AIM OF THE EXERCISE
Provide only the number of lines in the listing that contain the string "data".

RECORD SET

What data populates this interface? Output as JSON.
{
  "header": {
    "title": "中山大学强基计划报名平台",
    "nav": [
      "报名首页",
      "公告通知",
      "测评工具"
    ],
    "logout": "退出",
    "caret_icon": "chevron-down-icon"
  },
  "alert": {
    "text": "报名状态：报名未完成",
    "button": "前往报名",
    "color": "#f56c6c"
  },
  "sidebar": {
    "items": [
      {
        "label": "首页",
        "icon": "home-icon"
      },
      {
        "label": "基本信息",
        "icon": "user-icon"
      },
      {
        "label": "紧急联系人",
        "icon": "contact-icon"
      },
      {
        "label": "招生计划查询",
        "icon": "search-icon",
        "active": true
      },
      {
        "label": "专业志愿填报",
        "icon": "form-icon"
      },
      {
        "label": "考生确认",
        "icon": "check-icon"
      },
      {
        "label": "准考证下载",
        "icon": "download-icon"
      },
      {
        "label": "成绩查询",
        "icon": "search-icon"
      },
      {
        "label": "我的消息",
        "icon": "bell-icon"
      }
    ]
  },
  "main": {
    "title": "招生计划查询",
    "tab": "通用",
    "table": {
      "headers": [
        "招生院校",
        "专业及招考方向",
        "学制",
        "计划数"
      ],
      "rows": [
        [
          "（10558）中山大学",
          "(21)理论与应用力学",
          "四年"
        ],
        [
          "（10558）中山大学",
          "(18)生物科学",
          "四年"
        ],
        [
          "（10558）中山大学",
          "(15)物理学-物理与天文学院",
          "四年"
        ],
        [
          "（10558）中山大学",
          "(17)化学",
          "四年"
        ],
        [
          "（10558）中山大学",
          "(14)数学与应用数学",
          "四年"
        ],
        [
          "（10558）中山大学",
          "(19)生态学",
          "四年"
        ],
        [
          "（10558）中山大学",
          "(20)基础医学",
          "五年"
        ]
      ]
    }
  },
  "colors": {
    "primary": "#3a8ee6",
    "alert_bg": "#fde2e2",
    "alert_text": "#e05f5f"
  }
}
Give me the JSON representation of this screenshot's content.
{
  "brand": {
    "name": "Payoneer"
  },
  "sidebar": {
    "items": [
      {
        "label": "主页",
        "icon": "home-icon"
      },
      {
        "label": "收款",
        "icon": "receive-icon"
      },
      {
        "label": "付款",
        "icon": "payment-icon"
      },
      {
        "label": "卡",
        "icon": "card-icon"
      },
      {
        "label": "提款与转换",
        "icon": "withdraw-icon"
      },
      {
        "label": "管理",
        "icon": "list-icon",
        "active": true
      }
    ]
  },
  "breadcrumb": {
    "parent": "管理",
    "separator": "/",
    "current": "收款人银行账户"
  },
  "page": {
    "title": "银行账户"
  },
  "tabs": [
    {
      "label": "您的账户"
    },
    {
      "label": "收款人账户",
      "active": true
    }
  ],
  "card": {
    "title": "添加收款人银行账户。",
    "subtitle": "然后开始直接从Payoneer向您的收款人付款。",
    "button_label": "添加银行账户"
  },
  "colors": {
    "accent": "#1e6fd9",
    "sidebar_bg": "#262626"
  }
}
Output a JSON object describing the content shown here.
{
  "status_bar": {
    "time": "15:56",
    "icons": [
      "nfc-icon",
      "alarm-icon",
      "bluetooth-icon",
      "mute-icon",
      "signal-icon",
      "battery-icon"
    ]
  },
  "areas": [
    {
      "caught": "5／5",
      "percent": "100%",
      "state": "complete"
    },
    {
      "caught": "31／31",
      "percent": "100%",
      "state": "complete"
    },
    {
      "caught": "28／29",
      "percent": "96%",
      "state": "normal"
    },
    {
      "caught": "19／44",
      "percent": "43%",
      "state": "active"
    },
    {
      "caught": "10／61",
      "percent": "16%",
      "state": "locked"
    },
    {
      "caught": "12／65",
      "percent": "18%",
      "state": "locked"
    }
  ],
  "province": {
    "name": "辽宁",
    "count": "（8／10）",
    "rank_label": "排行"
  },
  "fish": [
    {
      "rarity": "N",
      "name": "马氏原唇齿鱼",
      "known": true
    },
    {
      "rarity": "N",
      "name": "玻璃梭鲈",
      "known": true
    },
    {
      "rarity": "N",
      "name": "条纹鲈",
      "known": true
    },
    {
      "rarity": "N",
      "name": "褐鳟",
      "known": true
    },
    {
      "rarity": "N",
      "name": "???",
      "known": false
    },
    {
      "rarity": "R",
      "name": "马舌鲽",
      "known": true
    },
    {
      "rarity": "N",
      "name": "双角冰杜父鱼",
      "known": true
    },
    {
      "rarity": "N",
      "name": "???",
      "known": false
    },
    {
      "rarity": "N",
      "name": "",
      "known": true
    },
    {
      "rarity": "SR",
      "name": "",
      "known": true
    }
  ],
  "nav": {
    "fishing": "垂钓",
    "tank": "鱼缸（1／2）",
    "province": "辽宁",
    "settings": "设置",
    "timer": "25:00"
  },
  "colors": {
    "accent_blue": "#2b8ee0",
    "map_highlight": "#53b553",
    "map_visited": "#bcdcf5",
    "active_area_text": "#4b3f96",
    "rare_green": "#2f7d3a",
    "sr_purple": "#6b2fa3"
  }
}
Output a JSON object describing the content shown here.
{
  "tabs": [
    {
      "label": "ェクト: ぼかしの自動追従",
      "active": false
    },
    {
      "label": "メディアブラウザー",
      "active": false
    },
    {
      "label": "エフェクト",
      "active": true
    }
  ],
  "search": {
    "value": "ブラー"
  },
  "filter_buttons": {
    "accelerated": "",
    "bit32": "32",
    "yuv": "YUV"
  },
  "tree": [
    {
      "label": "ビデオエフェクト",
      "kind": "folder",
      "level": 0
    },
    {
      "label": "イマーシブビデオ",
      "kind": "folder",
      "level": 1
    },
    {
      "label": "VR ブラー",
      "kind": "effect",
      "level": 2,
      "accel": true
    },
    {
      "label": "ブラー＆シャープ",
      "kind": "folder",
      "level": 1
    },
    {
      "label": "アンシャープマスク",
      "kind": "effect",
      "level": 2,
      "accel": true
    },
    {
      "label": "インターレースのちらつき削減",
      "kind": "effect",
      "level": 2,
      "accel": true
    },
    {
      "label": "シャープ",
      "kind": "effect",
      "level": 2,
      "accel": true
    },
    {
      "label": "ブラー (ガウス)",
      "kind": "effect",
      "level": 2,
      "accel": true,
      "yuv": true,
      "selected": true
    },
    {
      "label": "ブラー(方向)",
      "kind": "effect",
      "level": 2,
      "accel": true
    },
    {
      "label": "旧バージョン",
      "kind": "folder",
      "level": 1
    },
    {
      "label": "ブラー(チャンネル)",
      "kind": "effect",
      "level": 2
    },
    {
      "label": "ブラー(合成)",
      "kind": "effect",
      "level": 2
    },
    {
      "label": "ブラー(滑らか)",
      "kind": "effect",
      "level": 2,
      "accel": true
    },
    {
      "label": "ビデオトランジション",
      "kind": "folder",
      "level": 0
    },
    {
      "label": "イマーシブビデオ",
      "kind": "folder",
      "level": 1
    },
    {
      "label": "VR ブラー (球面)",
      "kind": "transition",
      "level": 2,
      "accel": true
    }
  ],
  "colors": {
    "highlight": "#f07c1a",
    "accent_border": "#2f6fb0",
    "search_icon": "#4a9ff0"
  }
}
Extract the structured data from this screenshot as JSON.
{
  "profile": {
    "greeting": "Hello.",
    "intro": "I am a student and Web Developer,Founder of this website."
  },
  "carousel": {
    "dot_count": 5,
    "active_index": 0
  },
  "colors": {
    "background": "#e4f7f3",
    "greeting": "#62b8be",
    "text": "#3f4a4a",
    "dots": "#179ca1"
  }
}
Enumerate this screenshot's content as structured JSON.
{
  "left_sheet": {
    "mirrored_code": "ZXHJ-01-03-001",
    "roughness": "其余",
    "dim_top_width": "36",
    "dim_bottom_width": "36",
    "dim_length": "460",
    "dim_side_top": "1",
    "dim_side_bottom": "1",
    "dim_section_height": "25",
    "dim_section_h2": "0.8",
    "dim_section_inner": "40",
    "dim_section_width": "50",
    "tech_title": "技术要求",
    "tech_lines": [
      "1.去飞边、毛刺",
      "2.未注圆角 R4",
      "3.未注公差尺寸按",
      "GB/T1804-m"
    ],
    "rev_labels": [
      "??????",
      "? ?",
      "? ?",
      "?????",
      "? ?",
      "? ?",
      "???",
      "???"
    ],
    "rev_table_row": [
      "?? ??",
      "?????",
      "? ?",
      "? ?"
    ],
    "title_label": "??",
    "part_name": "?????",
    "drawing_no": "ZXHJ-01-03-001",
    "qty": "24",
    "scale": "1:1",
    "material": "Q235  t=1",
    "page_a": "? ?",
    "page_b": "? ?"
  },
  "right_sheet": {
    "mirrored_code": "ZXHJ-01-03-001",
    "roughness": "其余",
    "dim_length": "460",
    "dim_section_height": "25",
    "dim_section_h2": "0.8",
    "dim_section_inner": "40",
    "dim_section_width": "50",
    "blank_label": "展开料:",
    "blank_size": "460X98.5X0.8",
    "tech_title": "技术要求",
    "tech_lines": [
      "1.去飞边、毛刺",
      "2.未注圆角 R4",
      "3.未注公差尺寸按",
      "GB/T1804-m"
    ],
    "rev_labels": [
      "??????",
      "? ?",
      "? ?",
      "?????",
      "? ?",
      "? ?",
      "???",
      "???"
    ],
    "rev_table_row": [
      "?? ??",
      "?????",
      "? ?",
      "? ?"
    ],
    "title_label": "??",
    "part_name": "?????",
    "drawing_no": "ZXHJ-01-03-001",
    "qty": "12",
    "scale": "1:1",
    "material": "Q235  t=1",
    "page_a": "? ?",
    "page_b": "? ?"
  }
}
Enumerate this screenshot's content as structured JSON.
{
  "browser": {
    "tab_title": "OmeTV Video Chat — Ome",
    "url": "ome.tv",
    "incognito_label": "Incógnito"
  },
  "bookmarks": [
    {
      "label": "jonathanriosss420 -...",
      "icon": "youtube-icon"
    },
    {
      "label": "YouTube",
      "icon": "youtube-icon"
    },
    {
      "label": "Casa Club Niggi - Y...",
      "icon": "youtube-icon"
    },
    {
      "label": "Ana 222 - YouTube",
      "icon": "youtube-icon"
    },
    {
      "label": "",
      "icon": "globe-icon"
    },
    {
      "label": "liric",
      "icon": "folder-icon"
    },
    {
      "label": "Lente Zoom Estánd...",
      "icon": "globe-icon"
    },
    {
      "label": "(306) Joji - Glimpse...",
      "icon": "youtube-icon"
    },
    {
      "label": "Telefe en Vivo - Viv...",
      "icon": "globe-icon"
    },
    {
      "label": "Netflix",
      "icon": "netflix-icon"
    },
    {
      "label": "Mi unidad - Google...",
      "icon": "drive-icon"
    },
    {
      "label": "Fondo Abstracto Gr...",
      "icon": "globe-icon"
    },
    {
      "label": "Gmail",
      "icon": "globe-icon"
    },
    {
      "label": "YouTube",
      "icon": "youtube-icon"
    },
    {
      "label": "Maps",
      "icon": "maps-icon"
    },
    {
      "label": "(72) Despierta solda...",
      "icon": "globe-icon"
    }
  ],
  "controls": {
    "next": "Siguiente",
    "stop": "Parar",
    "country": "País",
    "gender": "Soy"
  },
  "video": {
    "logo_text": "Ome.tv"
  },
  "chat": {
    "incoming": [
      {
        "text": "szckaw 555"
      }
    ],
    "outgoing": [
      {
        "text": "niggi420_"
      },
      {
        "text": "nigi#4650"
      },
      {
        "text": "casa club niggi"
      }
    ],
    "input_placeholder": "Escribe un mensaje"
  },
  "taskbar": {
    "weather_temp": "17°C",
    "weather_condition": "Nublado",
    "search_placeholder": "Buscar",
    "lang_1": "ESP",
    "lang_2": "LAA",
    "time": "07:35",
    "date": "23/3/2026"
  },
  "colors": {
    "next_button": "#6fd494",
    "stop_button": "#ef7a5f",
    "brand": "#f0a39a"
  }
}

SOLUTION FOR THIS PROBLEM
2